- PROVIDED ENTRIES -
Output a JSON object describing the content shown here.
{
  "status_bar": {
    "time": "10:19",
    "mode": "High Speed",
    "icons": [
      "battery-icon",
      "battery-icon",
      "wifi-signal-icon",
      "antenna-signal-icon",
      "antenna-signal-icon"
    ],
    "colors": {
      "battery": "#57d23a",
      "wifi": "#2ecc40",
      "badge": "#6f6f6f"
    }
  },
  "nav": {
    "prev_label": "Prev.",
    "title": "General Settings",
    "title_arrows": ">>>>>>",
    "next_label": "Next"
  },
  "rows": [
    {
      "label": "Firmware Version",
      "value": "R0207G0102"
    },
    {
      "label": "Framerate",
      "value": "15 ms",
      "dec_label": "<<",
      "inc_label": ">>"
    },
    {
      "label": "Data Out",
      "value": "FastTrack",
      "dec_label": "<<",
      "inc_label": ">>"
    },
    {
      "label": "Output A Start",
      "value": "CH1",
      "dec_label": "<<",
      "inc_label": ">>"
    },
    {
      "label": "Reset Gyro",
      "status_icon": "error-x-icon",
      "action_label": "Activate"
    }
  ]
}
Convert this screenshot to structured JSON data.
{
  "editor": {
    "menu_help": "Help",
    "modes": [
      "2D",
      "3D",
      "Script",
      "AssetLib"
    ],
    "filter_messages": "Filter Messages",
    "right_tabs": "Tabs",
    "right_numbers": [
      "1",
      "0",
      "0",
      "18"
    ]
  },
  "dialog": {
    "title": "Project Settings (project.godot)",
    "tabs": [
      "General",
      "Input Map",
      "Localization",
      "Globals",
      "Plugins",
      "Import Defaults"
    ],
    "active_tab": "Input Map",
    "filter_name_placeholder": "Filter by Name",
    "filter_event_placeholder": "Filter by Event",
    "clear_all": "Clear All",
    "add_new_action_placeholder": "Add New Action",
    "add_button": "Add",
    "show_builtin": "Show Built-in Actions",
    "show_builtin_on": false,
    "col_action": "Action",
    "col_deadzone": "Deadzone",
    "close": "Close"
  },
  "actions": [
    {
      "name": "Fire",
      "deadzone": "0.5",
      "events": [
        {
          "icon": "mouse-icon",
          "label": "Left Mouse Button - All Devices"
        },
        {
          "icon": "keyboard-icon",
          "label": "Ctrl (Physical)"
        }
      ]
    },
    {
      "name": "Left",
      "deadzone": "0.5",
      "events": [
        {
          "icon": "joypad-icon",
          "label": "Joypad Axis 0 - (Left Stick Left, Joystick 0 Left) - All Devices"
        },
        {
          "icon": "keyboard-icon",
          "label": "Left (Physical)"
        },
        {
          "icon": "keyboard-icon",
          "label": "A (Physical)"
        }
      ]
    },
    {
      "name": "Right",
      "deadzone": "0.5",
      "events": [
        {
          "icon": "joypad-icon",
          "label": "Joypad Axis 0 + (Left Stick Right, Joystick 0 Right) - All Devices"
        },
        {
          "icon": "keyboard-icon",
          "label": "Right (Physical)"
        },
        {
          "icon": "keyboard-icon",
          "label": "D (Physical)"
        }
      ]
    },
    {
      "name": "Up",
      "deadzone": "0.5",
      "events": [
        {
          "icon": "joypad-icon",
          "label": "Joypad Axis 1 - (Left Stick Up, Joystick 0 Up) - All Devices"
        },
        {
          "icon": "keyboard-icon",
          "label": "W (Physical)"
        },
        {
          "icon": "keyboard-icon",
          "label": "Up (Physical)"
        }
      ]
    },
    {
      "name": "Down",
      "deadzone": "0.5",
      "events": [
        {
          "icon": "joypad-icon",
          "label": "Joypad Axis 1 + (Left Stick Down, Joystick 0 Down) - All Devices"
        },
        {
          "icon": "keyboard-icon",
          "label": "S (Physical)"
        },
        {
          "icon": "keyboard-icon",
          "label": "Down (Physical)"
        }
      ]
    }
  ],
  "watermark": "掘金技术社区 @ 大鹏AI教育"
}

- STATED PROBLEM -
Each entry above needs to be retyped exactly.

- FINISHED TASK -
Output a JSON object describing the content shown here.
{
  "status_bar": {
    "time": "10:19",
    "mode": "High Speed",
    "icons": [
      "battery-icon",
      "battery-icon",
      "wifi-signal-icon",
      "antenna-signal-icon",
      "antenna-signal-icon"
    ],
    "colors": {
      "battery": "#57d23a",
      "wifi": "#2ecc40",
      "badge": "#6f6f6f"
    }
  },
  "nav": {
    "prev_label": "Prev.",
    "title": "General Settings",
    "title_arrows": ">>>>>>",
    "next_label": "Next"
  },
  "rows": [
    {
      "label": "Firmware Version",
      "value": "R0207G0102"
    },
    {
      "label": "Framerate",
      "value": "15 ms",
      "dec_label": "<<",
      "inc_label": ">>"
    },
    {
      "label": "Data Out",
      "value": "FastTrack",
      "dec_label": "<<",
      "inc_label": ">>"
    },
    {
      "label": "Output A Start",
      "value": "CH1",
      "dec_label": "<<",
      "inc_label": ">>"
    },
    {
      "label": "Reset Gyro",
      "status_icon": "error-x-icon",
      "action_label": "Activate"
    }
  ]
}
Convert this screenshot to structured JSON data.
{
  "editor": {
    "menu_help": "Help",
    "modes": [
      "2D",
      "3D",
      "Script",
      "AssetLib"
    ],
    "filter_messages": "Filter Messages",
    "right_tabs": "Tabs",
    "right_numbers": [
      "1",
      "0",
      "0",
      "18"
    ]
  },
  "dialog": {
    "title": "Project Settings (project.godot)",
    "tabs": [
      "General",
      "Input Map",
      "Localization",
      "Globals",
      "Plugins",
      "Import Defaults"
    ],
    "active_tab": "Input Map",
    "filter_name_placeholder": "Filter by Name",
    "filter_event_placeholder": "Filter by Event",
    "clear_all": "Clear All",
    "add_new_action_placeholder": "Add New Action",
    "add_button": "Add",
    "show_builtin": "Show Built-in Actions",
    "show_builtin_on": false,
    "col_action": "Action",
    "col_deadzone": "Deadzone",
    "close": "Close"
  },
  "actions": [
    {
      "name": "Fire",
      "deadzone": "0.5",
      "events": [
        {
          "icon": "mouse-icon",
          "label": "Left Mouse Button - All Devices"
        },
        {
          "icon": "keyboard-icon",
          "label": "Ctrl (Physical)"
        }
      ]
    },
    {
      "name": "Left",
      "deadzone": "0.5",
      "events": [
        {
          "icon": "joypad-icon",
          "label": "Joypad Axis 0 - (Left Stick Left, Joystick 0 Left) - All Devices"
        },
        {
          "icon": "keyboard-icon",
          "label": "Left (Physical)"
        },
        {
          "icon": "keyboard-icon",
          "label": "A (Physical)"
        }
      ]
    },
    {
      "name": "Right",
      "deadzone": "0.5",
      "events": [
        {
          "icon": "joypad-icon",
          "label": "Joypad Axis 0 + (Left Stick Right, Joystick 0 Right) - All Devices"
        },
        {
          "icon": "keyboard-icon",
          "label": "Right (Physical)"
        },
        {
          "icon": "keyboard-icon",
          "label": "D (Physical)"
        }
      ]
    },
    {
      "name": "Up",
      "deadzone": "0.5",
      "events": [
        {
          "icon": "joypad-icon",
          "label": "Joypad Axis 1 - (Left Stick Up, Joystick 0 Up) - All Devices"
        },
        {
          "icon": "keyboard-icon",
          "label": "W (Physical)"
        },
        {
          "icon": "keyboard-icon",
          "label": "Up (Physical)"
        }
      ]
    },
    {
      "name": "Down",
      "deadzone": "0.5",
      "events": [
        {
          "icon": "joypad-icon",
          "label": "Joypad Axis 1 + (Left Stick Down, Joystick 0 Down) - All Devices"
        },
        {
          "icon": "keyboard-icon",
          "label": "S (Physical)"
        },
        {
          "icon": "keyboard-icon",
          "label": "Down (Physical)"
        }
      ]
    }
  ],
  "watermark": "掘金技术社区 @ 大鹏AI教育"
}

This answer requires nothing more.